Please write out the material below exactly as given.
##### Records provided #####
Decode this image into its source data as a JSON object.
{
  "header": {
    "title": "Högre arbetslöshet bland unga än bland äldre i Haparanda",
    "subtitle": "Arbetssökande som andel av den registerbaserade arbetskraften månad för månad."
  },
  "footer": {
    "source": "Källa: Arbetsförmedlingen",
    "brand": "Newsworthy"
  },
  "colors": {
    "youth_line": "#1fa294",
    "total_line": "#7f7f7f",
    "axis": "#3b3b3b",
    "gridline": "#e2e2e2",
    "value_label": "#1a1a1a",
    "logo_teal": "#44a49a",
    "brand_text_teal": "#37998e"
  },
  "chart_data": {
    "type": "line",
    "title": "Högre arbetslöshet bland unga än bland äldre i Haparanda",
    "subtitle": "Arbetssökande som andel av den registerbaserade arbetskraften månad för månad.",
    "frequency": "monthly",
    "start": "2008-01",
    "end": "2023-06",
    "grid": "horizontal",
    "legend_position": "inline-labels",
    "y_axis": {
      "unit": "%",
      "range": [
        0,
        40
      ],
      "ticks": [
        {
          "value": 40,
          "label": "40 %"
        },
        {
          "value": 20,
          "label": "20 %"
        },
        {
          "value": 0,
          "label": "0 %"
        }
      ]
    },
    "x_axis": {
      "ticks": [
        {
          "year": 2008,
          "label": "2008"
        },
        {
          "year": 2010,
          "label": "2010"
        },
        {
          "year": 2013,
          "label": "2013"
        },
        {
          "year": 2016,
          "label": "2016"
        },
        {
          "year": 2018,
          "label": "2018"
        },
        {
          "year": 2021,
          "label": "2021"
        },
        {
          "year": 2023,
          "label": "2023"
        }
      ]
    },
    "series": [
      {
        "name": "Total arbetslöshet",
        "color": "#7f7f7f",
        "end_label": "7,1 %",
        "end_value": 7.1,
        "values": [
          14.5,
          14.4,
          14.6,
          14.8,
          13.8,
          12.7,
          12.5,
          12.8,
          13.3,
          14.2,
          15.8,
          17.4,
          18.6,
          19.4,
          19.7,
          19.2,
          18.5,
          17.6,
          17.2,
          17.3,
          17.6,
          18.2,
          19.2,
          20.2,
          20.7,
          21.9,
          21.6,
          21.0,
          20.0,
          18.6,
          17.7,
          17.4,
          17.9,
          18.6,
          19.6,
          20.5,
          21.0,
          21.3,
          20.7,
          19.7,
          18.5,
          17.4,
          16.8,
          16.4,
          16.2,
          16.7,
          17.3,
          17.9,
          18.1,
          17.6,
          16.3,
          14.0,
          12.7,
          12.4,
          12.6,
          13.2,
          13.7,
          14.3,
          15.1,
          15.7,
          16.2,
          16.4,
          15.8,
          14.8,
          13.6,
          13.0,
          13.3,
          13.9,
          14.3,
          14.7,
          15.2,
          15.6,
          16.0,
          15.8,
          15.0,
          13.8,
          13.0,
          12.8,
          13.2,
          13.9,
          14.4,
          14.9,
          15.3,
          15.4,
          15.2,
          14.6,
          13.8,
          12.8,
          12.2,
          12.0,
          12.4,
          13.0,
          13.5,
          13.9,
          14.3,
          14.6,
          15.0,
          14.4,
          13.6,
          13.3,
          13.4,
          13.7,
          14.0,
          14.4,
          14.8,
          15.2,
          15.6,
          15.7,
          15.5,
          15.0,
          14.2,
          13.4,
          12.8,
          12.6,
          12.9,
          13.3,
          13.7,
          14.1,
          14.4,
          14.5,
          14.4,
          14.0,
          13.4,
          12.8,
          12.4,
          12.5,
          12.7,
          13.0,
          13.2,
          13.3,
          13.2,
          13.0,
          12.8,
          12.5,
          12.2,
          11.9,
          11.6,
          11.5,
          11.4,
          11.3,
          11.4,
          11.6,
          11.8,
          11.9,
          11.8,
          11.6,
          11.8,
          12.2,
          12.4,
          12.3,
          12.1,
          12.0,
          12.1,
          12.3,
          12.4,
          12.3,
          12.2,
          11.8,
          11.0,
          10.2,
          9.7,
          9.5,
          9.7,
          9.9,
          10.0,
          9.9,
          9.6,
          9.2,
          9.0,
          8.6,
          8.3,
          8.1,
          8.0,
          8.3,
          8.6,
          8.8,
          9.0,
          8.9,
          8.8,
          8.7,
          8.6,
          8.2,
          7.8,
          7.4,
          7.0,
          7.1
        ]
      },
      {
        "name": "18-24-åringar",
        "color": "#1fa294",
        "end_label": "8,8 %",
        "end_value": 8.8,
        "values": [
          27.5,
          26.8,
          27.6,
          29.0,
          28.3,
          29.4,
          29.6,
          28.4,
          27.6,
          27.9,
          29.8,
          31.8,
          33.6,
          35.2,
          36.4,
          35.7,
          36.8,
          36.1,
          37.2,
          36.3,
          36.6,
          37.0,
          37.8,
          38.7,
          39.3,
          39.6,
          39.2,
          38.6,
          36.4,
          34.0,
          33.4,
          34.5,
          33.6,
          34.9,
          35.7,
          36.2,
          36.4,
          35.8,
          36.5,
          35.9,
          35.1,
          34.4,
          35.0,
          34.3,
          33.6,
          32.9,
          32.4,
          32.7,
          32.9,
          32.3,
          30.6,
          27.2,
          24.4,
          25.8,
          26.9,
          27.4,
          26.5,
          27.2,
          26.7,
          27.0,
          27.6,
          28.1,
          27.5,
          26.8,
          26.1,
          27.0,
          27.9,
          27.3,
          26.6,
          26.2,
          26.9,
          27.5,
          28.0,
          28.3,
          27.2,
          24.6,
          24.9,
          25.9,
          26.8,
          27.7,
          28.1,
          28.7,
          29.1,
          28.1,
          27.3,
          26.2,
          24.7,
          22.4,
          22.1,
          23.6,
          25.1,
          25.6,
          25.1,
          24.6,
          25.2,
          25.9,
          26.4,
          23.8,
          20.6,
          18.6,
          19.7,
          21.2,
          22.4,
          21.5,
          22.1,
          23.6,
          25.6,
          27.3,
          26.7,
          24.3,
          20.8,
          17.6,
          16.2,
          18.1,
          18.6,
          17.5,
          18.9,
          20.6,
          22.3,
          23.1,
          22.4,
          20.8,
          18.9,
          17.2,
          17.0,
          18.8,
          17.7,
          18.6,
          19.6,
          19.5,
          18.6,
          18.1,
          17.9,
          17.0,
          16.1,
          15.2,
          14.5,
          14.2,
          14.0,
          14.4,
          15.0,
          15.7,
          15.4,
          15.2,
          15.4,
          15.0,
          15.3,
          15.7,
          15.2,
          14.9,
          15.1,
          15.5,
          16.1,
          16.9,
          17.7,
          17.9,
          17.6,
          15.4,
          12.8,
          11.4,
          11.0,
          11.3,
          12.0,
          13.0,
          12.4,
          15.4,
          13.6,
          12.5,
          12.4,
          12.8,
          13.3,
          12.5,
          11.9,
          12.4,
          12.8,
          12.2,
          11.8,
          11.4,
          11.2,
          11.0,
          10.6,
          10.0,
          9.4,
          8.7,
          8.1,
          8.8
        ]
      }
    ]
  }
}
#####
## Task response
Decode this image into its source data as a JSON object.
{
  "header": {
    "title": "Högre arbetslöshet bland unga än bland äldre i Haparanda",
    "subtitle": "Arbetssökande som andel av den registerbaserade arbetskraften månad för månad."
  },
  "footer": {
    "source": "Källa: Arbetsförmedlingen",
    "brand": "Newsworthy"
  },
  "colors": {
    "youth_line": "#1fa294",
    "total_line": "#7f7f7f",
    "axis": "#3b3b3b",
    "gridline": "#e2e2e2",
    "value_label": "#1a1a1a",
    "logo_teal": "#44a49a",
    "brand_text_teal": "#37998e"
  },
  "chart_data": {
    "type": "line",
    "title": "Högre arbetslöshet bland unga än bland äldre i Haparanda",
    "subtitle": "Arbetssökande som andel av den registerbaserade arbetskraften månad för månad.",
    "frequency": "monthly",
    "start": "2008-01",
    "end": "2023-06",
    "grid": "horizontal",
    "legend_position": "inline-labels",
    "y_axis": {
      "unit": "%",
      "range": [
        0,
        40
      ],
      "ticks": [
        {
          "value": 40,
          "label": "40 %"
        },
        {
          "value": 20,
          "label": "20 %"
        },
        {
          "value": 0,
          "label": "0 %"
        }
      ]
    },
    "x_axis": {
      "ticks": [
        {
          "year": 2008,
          "label": "2008"
        },
        {
          "year": 2010,
          "label": "2010"
        },
        {
          "year": 2013,
          "label": "2013"
        },
        {
          "year": 2016,
          "label": "2016"
        },
        {
          "year": 2018,
          "label": "2018"
        },
        {
          "year": 2021,
          "label": "2021"
        },
        {
          "year": 2023,
          "label": "2023"
        }
      ]
    },
    "series": [
      {
        "name": "Total arbetslöshet",
        "color": "#7f7f7f",
        "end_label": "7,1 %",
        "end_value": 7.1,
        "values": [
          14.5,
          14.4,
          14.6,
          14.8,
          13.8,
          12.7,
          12.5,
          12.8,
          13.3,
          14.2,
          15.8,
          17.4,
          18.6,
          19.4,
          19.7,
          19.2,
          18.5,
          17.6,
          17.2,
          17.3,
          17.6,
          18.2,
          19.2,
          20.2,
          20.7,
          21.9,
          21.6,
          21.0,
          20.0,
          18.6,
          17.7,
          17.4,
          17.9,
          18.6,
          19.6,
          20.5,
          21.0,
          21.3,
          20.7,
          19.7,
          18.5,
          17.4,
          16.8,
          16.4,
          16.2,
          16.7,
          17.3,
          17.9,
          18.1,
          17.6,
          16.3,
          14.0,
          12.7,
          12.4,
          12.6,
          13.2,
          13.7,
          14.3,
          15.1,
          15.7,
          16.2,
          16.4,
          15.8,
          14.8,
          13.6,
          13.0,
          13.3,
          13.9,
          14.3,
          14.7,
          15.2,
          15.6,
          16.0,
          15.8,
          15.0,
          13.8,
          13.0,
          12.8,
          13.2,
          13.9,
          14.4,
          14.9,
          15.3,
          15.4,
          15.2,
          14.6,
          13.8,
          12.8,
          12.2,
          12.0,
          12.4,
          13.0,
          13.5,
          13.9,
          14.3,
          14.6,
          15.0,
          14.4,
          13.6,
          13.3,
          13.4,
          13.7,
          14.0,
          14.4,
          14.8,
          15.2,
          15.6,
          15.7,
          15.5,
          15.0,
          14.2,
          13.4,
          12.8,
          12.6,
          12.9,
          13.3,
          13.7,
          14.1,
          14.4,
          14.5,
          14.4,
          14.0,
          13.4,
          12.8,
          12.4,
          12.5,
          12.7,
          13.0,
          13.2,
          13.3,
          13.2,
          13.0,
          12.8,
          12.5,
          12.2,
          11.9,
          11.6,
          11.5,
          11.4,
          11.3,
          11.4,
          11.6,
          11.8,
          11.9,
          11.8,
          11.6,
          11.8,
          12.2,
          12.4,
          12.3,
          12.1,
          12.0,
          12.1,
          12.3,
          12.4,
          12.3,
          12.2,
          11.8,
          11.0,
          10.2,
          9.7,
          9.5,
          9.7,
          9.9,
          10.0,
          9.9,
          9.6,
          9.2,
          9.0,
          8.6,
          8.3,
          8.1,
          8.0,
          8.3,
          8.6,
          8.8,
          9.0,
          8.9,
          8.8,
          8.7,
          8.6,
          8.2,
          7.8,
          7.4,
          7.0,
          7.1
        ]
      },
      {
        "name": "18-24-åringar",
        "color": "#1fa294",
        "end_label": "8,8 %",
        "end_value": 8.8,
        "values": [
          27.5,
          26.8,
          27.6,
          29.0,
          28.3,
          29.4,
          29.6,
          28.4,
          27.6,
          27.9,
          29.8,
          31.8,
          33.6,
          35.2,
          36.4,
          35.7,
          36.8,
          36.1,
          37.2,
          36.3,
          36.6,
          37.0,
          37.8,
          38.7,
          39.3,
          39.6,
          39.2,
          38.6,
          36.4,
          34.0,
          33.4,
          34.5,
          33.6,
          34.9,
          35.7,
          36.2,
          36.4,
          35.8,
          36.5,
          35.9,
          35.1,
          34.4,
          35.0,
          34.3,
          33.6,
          32.9,
          32.4,
          32.7,
          32.9,
          32.3,
          30.6,
          27.2,
          24.4,
          25.8,
          26.9,
          27.4,
          26.5,
          27.2,
          26.7,
          27.0,
          27.6,
          28.1,
          27.5,
          26.8,
          26.1,
          27.0,
          27.9,
          27.3,
          26.6,
          26.2,
          26.9,
          27.5,
          28.0,
          28.3,
          27.2,
          24.6,
          24.9,
          25.9,
          26.8,
          27.7,
          28.1,
          28.7,
          29.1,
          28.1,
          27.3,
          26.2,
          24.7,
          22.4,
          22.1,
          23.6,
          25.1,
          25.6,
          25.1,
          24.6,
          25.2,
          25.9,
          26.4,
          23.8,
          20.6,
          18.6,
          19.7,
          21.2,
          22.4,
          21.5,
          22.1,
          23.6,
          25.6,
          27.3,
          26.7,
          24.3,
          20.8,
          17.6,
          16.2,
          18.1,
          18.6,
          17.5,
          18.9,
          20.6,
          22.3,
          23.1,
          22.4,
          20.8,
          18.9,
          17.2,
          17.0,
          18.8,
          17.7,
          18.6,
          19.6,
          19.5,
          18.6,
          18.1,
          17.9,
          17.0,
          16.1,
          15.2,
          14.5,
          14.2,
          14.0,
          14.4,
          15.0,
          15.7,
          15.4,
          15.2,
          15.4,
          15.0,
          15.3,
          15.7,
          15.2,
          14.9,
          15.1,
          15.5,
          16.1,
          16.9,
          17.7,
          17.9,
          17.6,
          15.4,
          12.8,
          11.4,
          11.0,
          11.3,
          12.0,
          13.0,
          12.4,
          15.4,
          13.6,
          12.5,
          12.4,
          12.8,
          13.3,
          12.5,
          11.9,
          12.4,
          12.8,
          12.2,
          11.8,
          11.4,
          11.2,
          11.0,
          10.6,
          10.0,
          9.4,
          8.7,
          8.1,
          8.8
        ]
      }
    ]
  }
}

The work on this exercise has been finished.